-- BEGIN AVAILABLE DATA --
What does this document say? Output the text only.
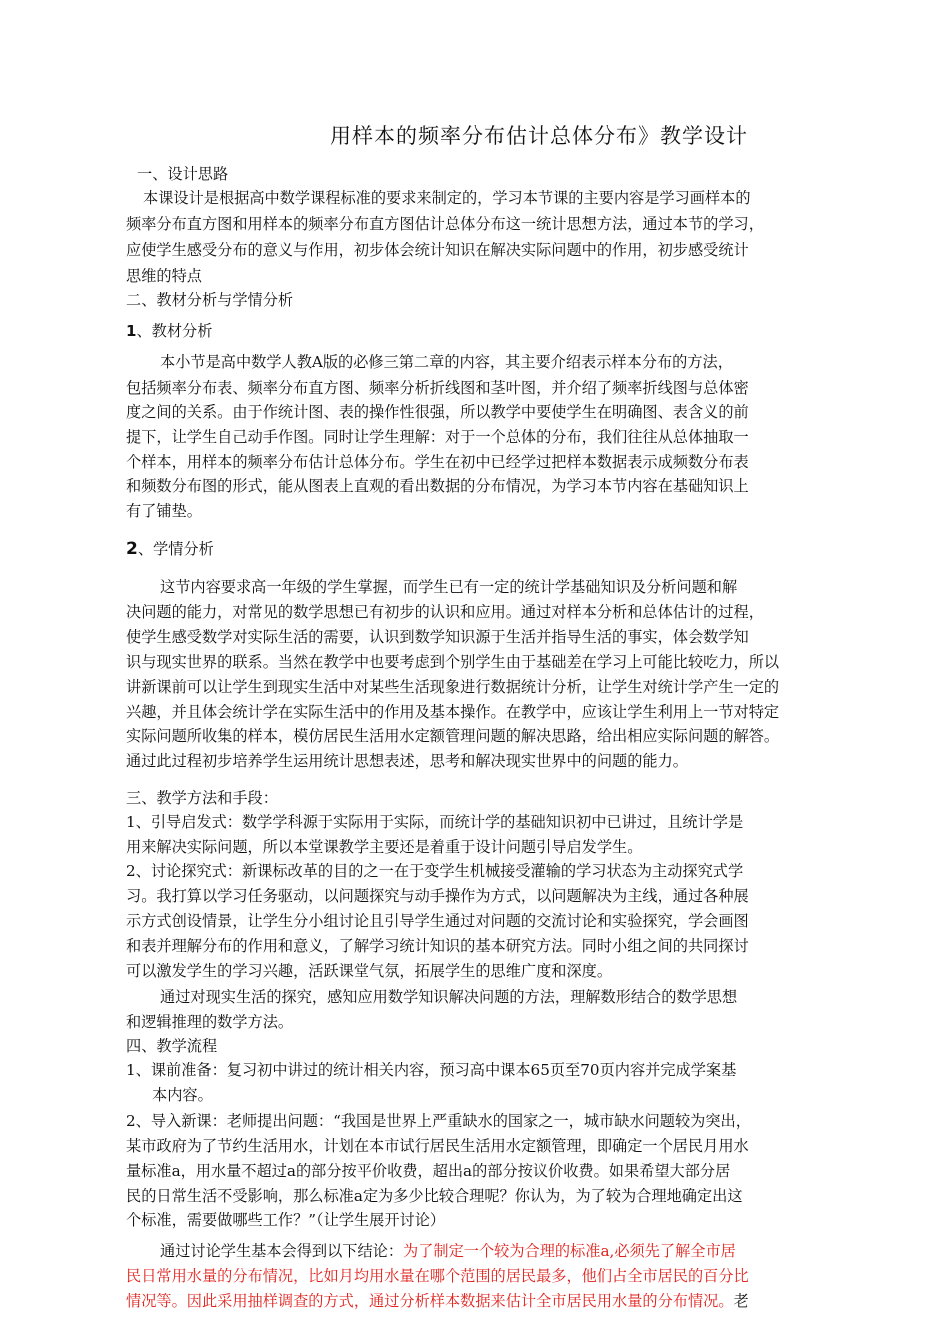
用样本的频率分布估计总体分布》教学设计
一、设计思路
本课设计是根据高中数学课程标准的要求来制定的，学习本节课的主要内容是学习画样本的
频率分布直方图和用样本的频率分布直方图估计总体分布这一统计思想方法，通过本节的学习，
应使学生感受分布的意义与作用，初步体会统计知识在解决实际问题中的作用，初步感受统计
思维的特点
二、教材分析与学情分析
1、教材分析
本小节是高中数学人教A版的必修三第二章的内容，其主要介绍表示样本分布的方法，
包括频率分布表、频率分布直方图、频率分析折线图和茎叶图，并介绍了频率折线图与总体密
度之间的关系。由于作统计图、表的操作性很强，所以教学中要使学生在明确图、表含义的前
提下，让学生自己动手作图。同时让学生理解：对于一个总体的分布，我们往往从总体抽取一
个样本，用样本的频率分布估计总体分布。学生在初中已经学过把样本数据表示成频数分布表
和频数分布图的形式，能从图表上直观的看出数据的分布情况，为学习本节内容在基础知识上
有了铺垫。
2、学情分析
这节内容要求高一年级的学生掌握，而学生已有一定的统计学基础知识及分析问题和解
决问题的能力，对常见的数学思想已有初步的认识和应用。通过对样本分析和总体估计的过程，
使学生感受数学对实际生活的需要，认识到数学知识源于生活并指导生活的事实，体会数学知
识与现实世界的联系。当然在教学中也要考虑到个别学生由于基础差在学习上可能比较吃力，所以
讲新课前可以让学生到现实生活中对某些生活现象进行数据统计分析，让学生对统计学产生一定的
兴趣，并且体会统计学在实际生活中的作用及基本操作。在教学中，应该让学生利用上一节对特定
实际问题所收集的样本，模仿居民生活用水定额管理问题的解决思路，给出相应实际问题的解答。
通过此过程初步培养学生运用统计思想表述，思考和解决现实世界中的问题的能力。
三、教学方法和手段：
1、引导启发式：数学学科源于实际用于实际，而统计学的基础知识初中已讲过，且统计学是
用来解决实际问题，所以本堂课教学主要还是着重于设计问题引导启发学生。
2、讨论探究式：新课标改革的目的之一在于变学生机械接受灌输的学习状态为主动探究式学
习。我打算以学习任务驱动，以问题探究与动手操作为方式，以问题解决为主线，通过各种展
示方式创设情景，让学生分小组讨论且引导学生通过对问题的交流讨论和实验探究，学会画图
和表并理解分布的作用和意义，了解学习统计知识的基本研究方法。同时小组之间的共同探讨
可以激发学生的学习兴趣，活跃课堂气氛，拓展学生的思维广度和深度。
通过对现实生活的探究，感知应用数学知识解决问题的方法，理解数形结合的数学思想
和逻辑推理的数学方法。
四、教学流程
1、课前准备：复习初中讲过的统计相关内容，预习高中课本65页至70页内容并完成学案基
本内容。
2、导入新课：老师提出问题：“我国是世界上严重缺水的国家之一，城市缺水问题较为突出，
某市政府为了节约生活用水，计划在本市试行居民生活用水定额管理，即确定一个居民月用水
量标准a，用水量不超过a的部分按平价收费，超出a的部分按议价收费。如果希望大部分居
民的日常生活不受影响，那么标准a定为多少比较合理呢？你认为，为了较为合理地确定出这
个标准，需要做哪些工作？”（让学生展开讨论）
通过讨论学生基本会得到以下结论：为了制定一个较为合理的标准a,必须先了解全市居
民日常用水量的分布情况，比如月均用水量在哪个范围的居民最多，他们占全市居民的百分比
情况等。因此采用抽样调查的方式，通过分析样本数据来估计全市居民用水量的分布情况。老
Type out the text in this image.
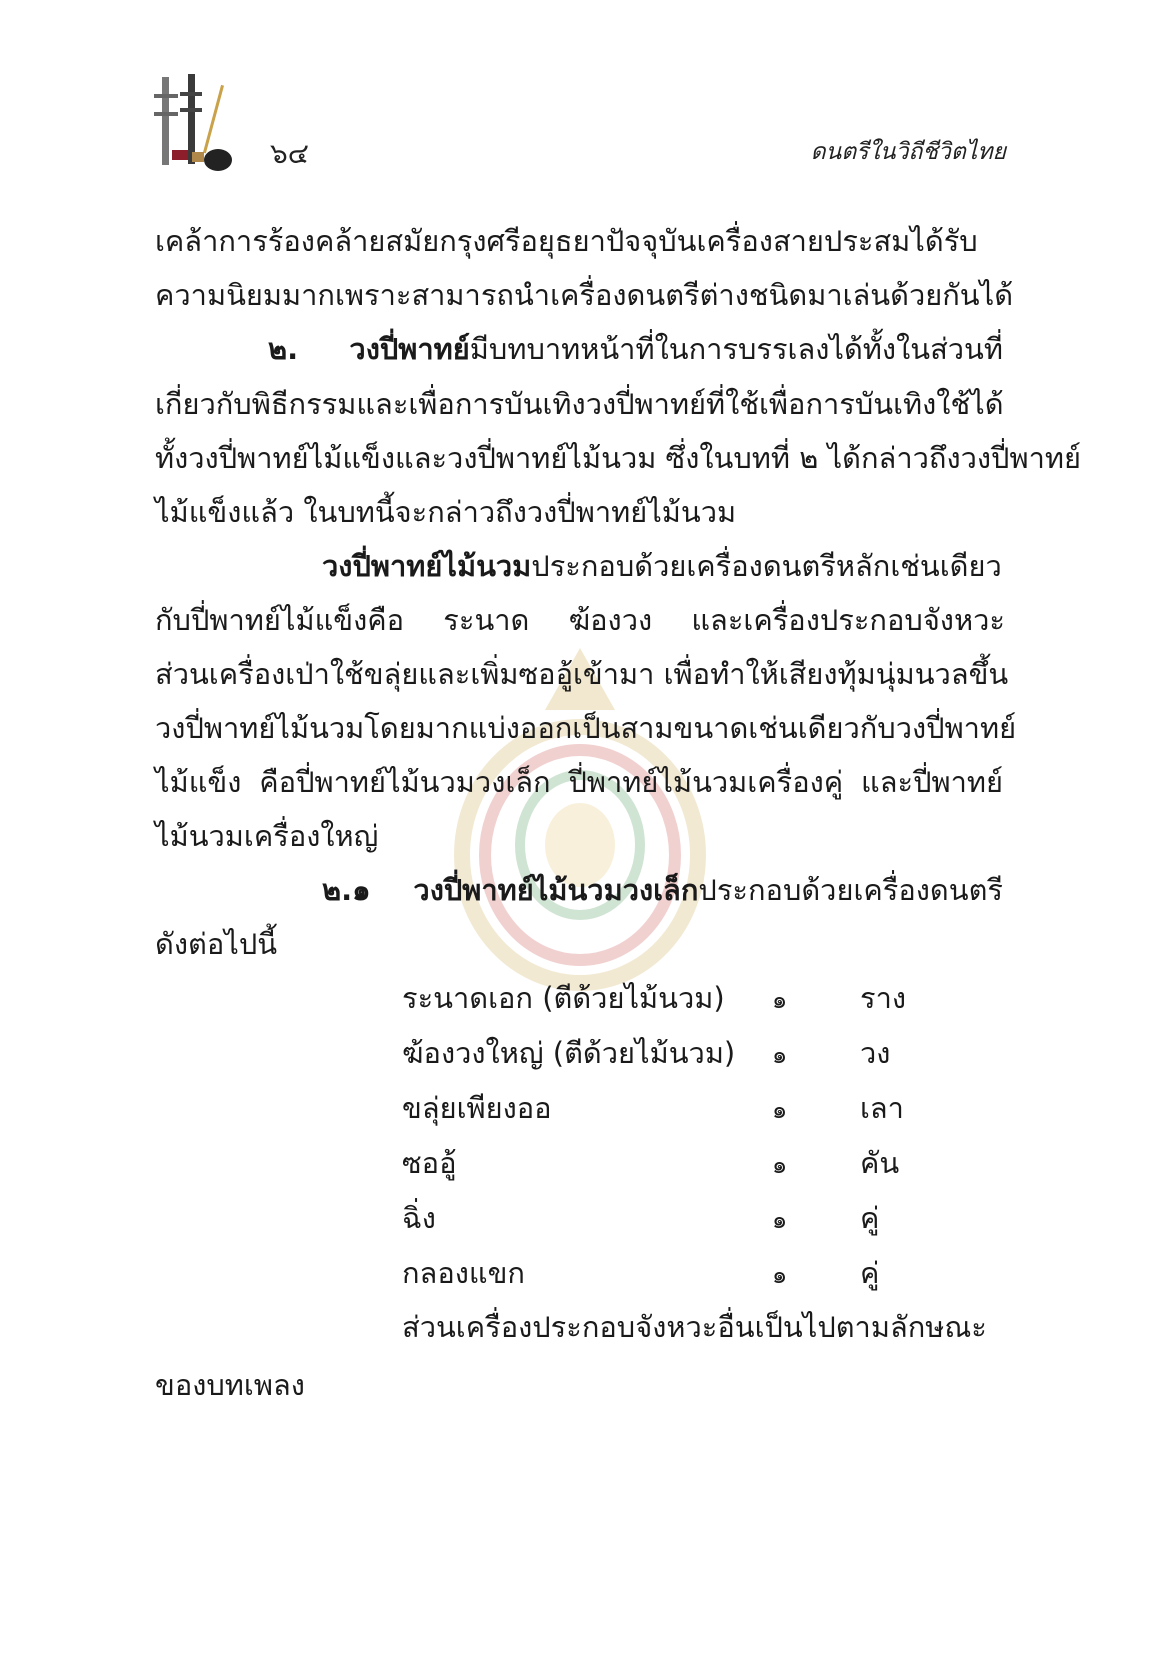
๖๔	ดนตรีในวิถีชีวิตไทย
เคล้าการร้องคล้ายสมัยกรุงศรีอยุธยาปัจจุบันเครื่องสายประสมได้รับ
ความนิยมมากเพราะสามารถนำเครื่องดนตรีต่างชนิดมาเล่นด้วยกันได้
๒. วงปี่พาทย์มีบทบาทหน้าที่ในการบรรเลงได้ทั้งในส่วนที่
เกี่ยวกับพิธีกรรมและเพื่อการบันเทิงวงปี่พาทย์ที่ใช้เพื่อการบันเทิงใช้ได้
ทั้งวงปี่พาทย์ไม้แข็งและวงปี่พาทย์ไม้นวม ซึ่งในบทที่ ๒ ได้กล่าวถึงวงปี่พาทย์
ไม้แข็งแล้ว ในบทนี้จะกล่าวถึงวงปี่พาทย์ไม้นวม
วงปี่พาทย์ไม้นวมประกอบด้วยเครื่องดนตรีหลักเช่นเดียว
กับปี่พาทย์ไม้แข็งคือ ระนาด ฆ้องวง และเครื่องประกอบจังหวะ
ส่วนเครื่องเป่าใช้ขลุ่ยและเพิ่มซออู้เข้ามา เพื่อทำให้เสียงทุ้มนุ่มนวลขึ้น
วงปี่พาทย์ไม้นวมโดยมากแบ่งออกเป็นสามขนาดเช่นเดียวกับวงปี่พาทย์
ไม้แข็ง คือปี่พาทย์ไม้นวมวงเล็ก ปี่พาทย์ไม้นวมเครื่องคู่ และปี่พาทย์
ไม้นวมเครื่องใหญ่
๒.๑ วงปี่พาทย์ไม้นวมวงเล็กประกอบด้วยเครื่องดนตรี
ดังต่อไปนี้
ระนาดเอก (ตีด้วยไม้นวม) ๑	ราง
ฆ้องวงใหญ่ (ตีด้วยไม้นวม) ๑	วง
ขลุ่ยเพียงออ	๑	เลา
ซออู้	๑	คัน
ฉิ่ง	๑	คู่
กลองแขก	๑	คู่
ส่วนเครื่องประกอบจังหวะอื่นเป็นไปตามลักษณะ
ของบทเพลง
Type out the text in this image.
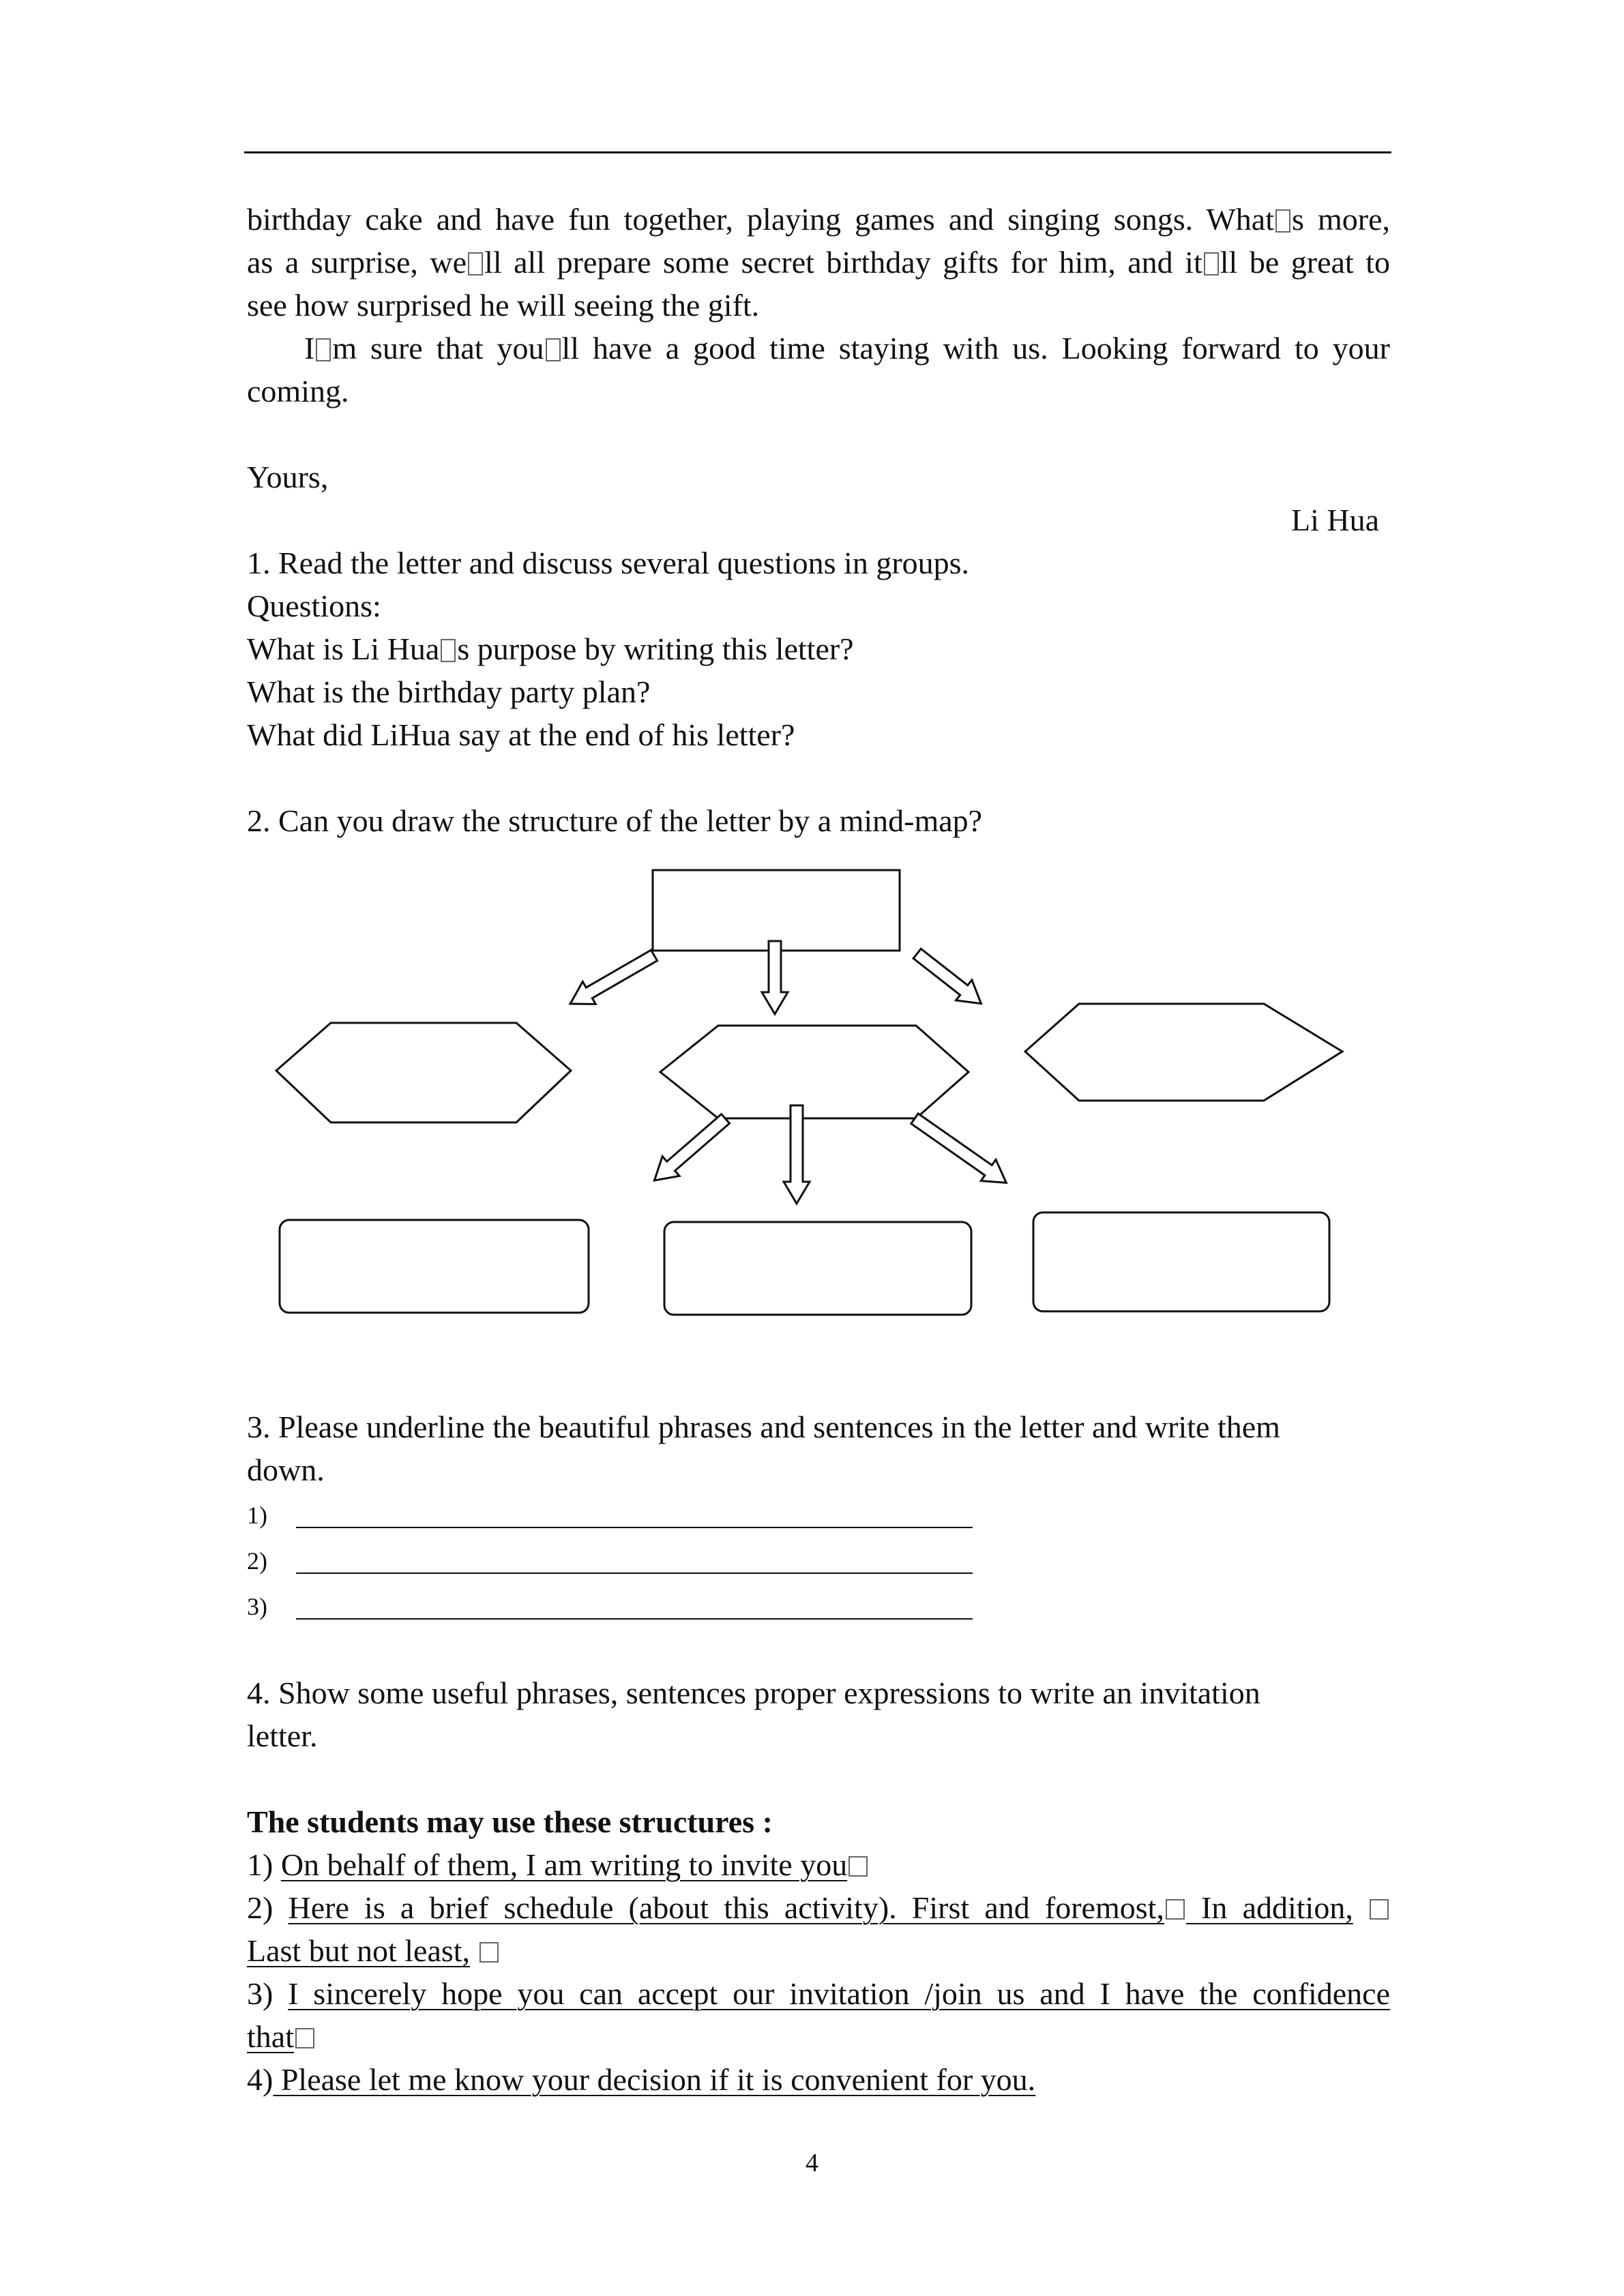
birthday cake and have fun together, playing games and singing songs. What s more,
as a surprise, we ll all prepare some secret birthday gifts for him, and it ll be great to
see how surprised he will seeing the gift.
I m sure that you ll have a good time staying with us. Looking forward to your
coming.
Yours,
Li Hua
1. Read the letter and discuss several questions in groups.
Questions:
What is Li Hua s purpose by writing this letter?
What is the birthday party plan?
What did LiHua say at the end of his letter?
2. Can you draw the structure of the letter by a mind-map?
3. Please underline the beautiful phrases and sentences in the letter and write them
down.
1)
2)
3)
4. Show some useful phrases, sentences proper expressions to write an invitation
letter.
The students may use these structures :
1) On behalf of them, I am writing to invite you
2) Here is a brief schedule (about this activity). First and foremost, In addition,
Last but not least,
3) I sincerely hope you can accept our invitation /join us and I have the confidence
that
4) Please let me know your decision if it is convenient for you.
4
-- END AVAILABLE DATA --
Lines that include the word "them" are to be extracted from the data above.

3. Please underline the beautiful phrases and sentences in the letter and write them
1) On behalf of them, I am writing to invite you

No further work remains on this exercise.